__TO BE DONE__
Print every line of the listing below unchanged, but leave out the pictures.

__Image-based layout listing__
>>>>

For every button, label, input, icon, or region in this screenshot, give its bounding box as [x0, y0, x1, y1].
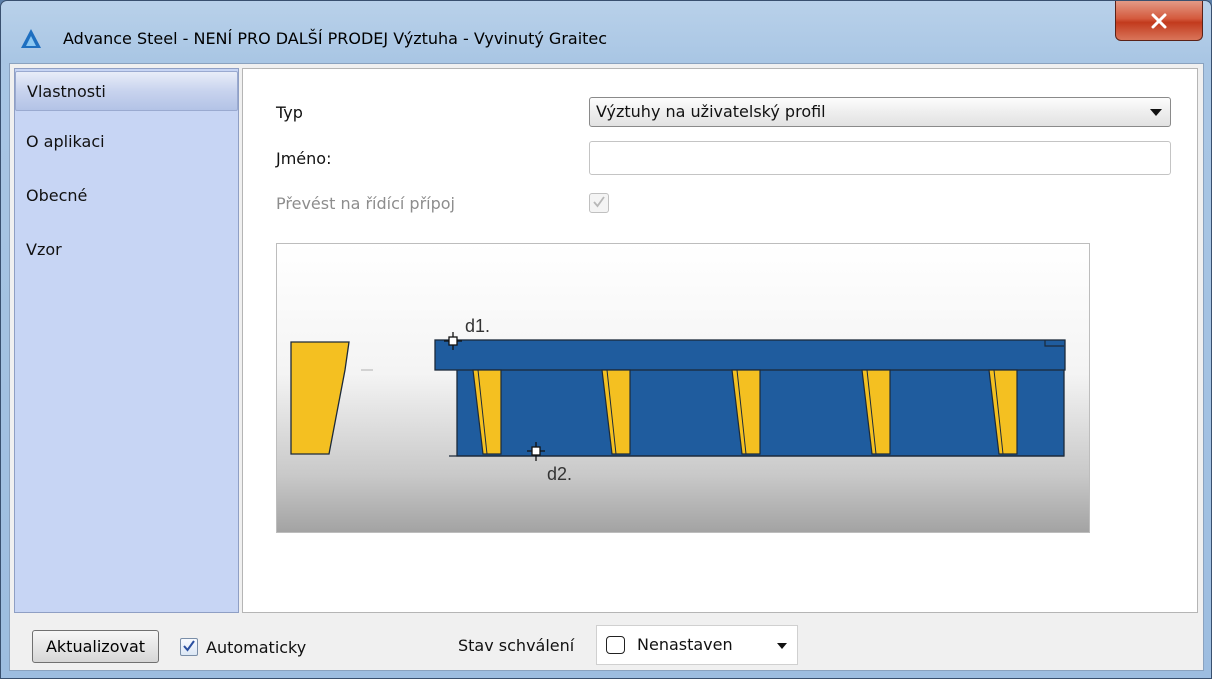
stiffener-preview: d1. d2. [276, 243, 1090, 533]
type-label: Typ [276, 103, 303, 122]
point-label-d2: d2. [547, 464, 573, 484]
approval-status-dropdown[interactable]: Nenastaven [596, 625, 798, 665]
automatic-checkbox[interactable] [180, 638, 198, 656]
beam-top-flange [434, 339, 1066, 371]
sidebar-item-vlastnosti[interactable]: Vlastnosti [15, 71, 238, 111]
title-bar[interactable]: Advance Steel - NENÍ PRO DALŠÍ PRODEJ Vý… [1, 1, 1211, 63]
dialog-window: Advance Steel - NENÍ PRO DALŠÍ PRODEJ Vý… [0, 0, 1212, 679]
properties-panel: Typ Výztuhy na uživatelský profil Jméno:… [242, 68, 1198, 613]
window-title: Advance Steel - NENÍ PRO DALŠÍ PRODEJ Vý… [63, 29, 608, 48]
checkmark-icon [592, 194, 606, 213]
update-button[interactable]: Aktualizovat [32, 630, 159, 663]
close-icon [1150, 13, 1168, 29]
name-input[interactable] [589, 141, 1171, 175]
type-dropdown-value: Výztuhy na uživatelský profil [596, 102, 826, 121]
bottom-toolbar: Aktualizovat Automaticky Stav schválení … [10, 616, 1203, 670]
approval-status-value: Nenastaven [637, 635, 733, 654]
stiffener-section-shape [290, 341, 350, 455]
sidebar: Vlastnosti O aplikaci Obecné Vzor [14, 68, 239, 613]
dialog-client-area: Vlastnosti O aplikaci Obecné Vzor Typ Vý… [9, 63, 1204, 671]
close-button[interactable] [1115, 1, 1203, 41]
chevron-down-icon [777, 643, 787, 649]
automatic-label: Automaticky [206, 638, 307, 657]
approval-status-label: Stav schválení [458, 636, 575, 655]
convert-label: Převést na řídící přípoj [276, 194, 455, 213]
convert-checkbox[interactable] [589, 193, 609, 213]
checkmark-icon [182, 638, 196, 657]
status-swatch-icon [606, 636, 625, 654]
stiffener-drawing [290, 332, 1066, 461]
type-dropdown[interactable]: Výztuhy na uživatelský profil [589, 97, 1171, 127]
advance-steel-logo-icon [19, 27, 43, 51]
sidebar-item-vzor[interactable]: Vzor [15, 230, 238, 270]
sidebar-item-obecne[interactable]: Obecné [15, 176, 238, 216]
chevron-down-icon [1150, 109, 1162, 116]
name-label: Jméno: [276, 149, 332, 168]
point-label-d1: d1. [465, 316, 491, 336]
sidebar-item-o-aplikaci[interactable]: O aplikaci [15, 122, 238, 162]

<<<<

__ANSWER TO THIS TASK__
For every button, label, input, icon, or region in this screenshot, give its bounding box as [x0, y0, x1, y1].
stiffener-preview: d1. d2. [276, 243, 1090, 533]
type-label: Typ [276, 103, 303, 122]
point-label-d2: d2. [547, 464, 573, 484]
approval-status-dropdown[interactable]: Nenastaven [596, 625, 798, 665]
automatic-checkbox[interactable] [180, 638, 198, 656]
beam-top-flange [434, 339, 1066, 371]
sidebar-item-vlastnosti[interactable]: Vlastnosti [15, 71, 238, 111]
title-bar[interactable]: Advance Steel - NENÍ PRO DALŠÍ PRODEJ Vý… [1, 1, 1211, 63]
dialog-window: Advance Steel - NENÍ PRO DALŠÍ PRODEJ Vý… [0, 0, 1212, 679]
properties-panel: Typ Výztuhy na uživatelský profil Jméno:… [242, 68, 1198, 613]
window-title: Advance Steel - NENÍ PRO DALŠÍ PRODEJ Vý… [63, 29, 608, 48]
checkmark-icon [592, 194, 606, 213]
update-button[interactable]: Aktualizovat [32, 630, 159, 663]
close-icon [1150, 13, 1168, 29]
name-input[interactable] [589, 141, 1171, 175]
type-dropdown-value: Výztuhy na uživatelský profil [596, 102, 826, 121]
bottom-toolbar: Aktualizovat Automaticky Stav schválení … [10, 616, 1203, 670]
approval-status-value: Nenastaven [637, 635, 733, 654]
stiffener-section-shape [290, 341, 350, 455]
sidebar: Vlastnosti O aplikaci Obecné Vzor [14, 68, 239, 613]
dialog-client-area: Vlastnosti O aplikaci Obecné Vzor Typ Vý… [9, 63, 1204, 671]
close-button[interactable] [1115, 1, 1203, 41]
chevron-down-icon [777, 643, 787, 649]
automatic-label: Automaticky [206, 638, 307, 657]
approval-status-label: Stav schválení [458, 636, 575, 655]
convert-label: Převést na řídící přípoj [276, 194, 455, 213]
convert-checkbox[interactable] [589, 193, 609, 213]
checkmark-icon [182, 638, 196, 657]
status-swatch-icon [606, 636, 625, 654]
stiffener-drawing [290, 332, 1066, 461]
type-dropdown[interactable]: Výztuhy na uživatelský profil [589, 97, 1171, 127]
advance-steel-logo-icon [19, 27, 43, 51]
sidebar-item-vzor[interactable]: Vzor [15, 230, 238, 270]
sidebar-item-obecne[interactable]: Obecné [15, 176, 238, 216]
chevron-down-icon [1150, 109, 1162, 116]
name-label: Jméno: [276, 149, 332, 168]
point-label-d1: d1. [465, 316, 491, 336]
sidebar-item-o-aplikaci[interactable]: O aplikaci [15, 122, 238, 162]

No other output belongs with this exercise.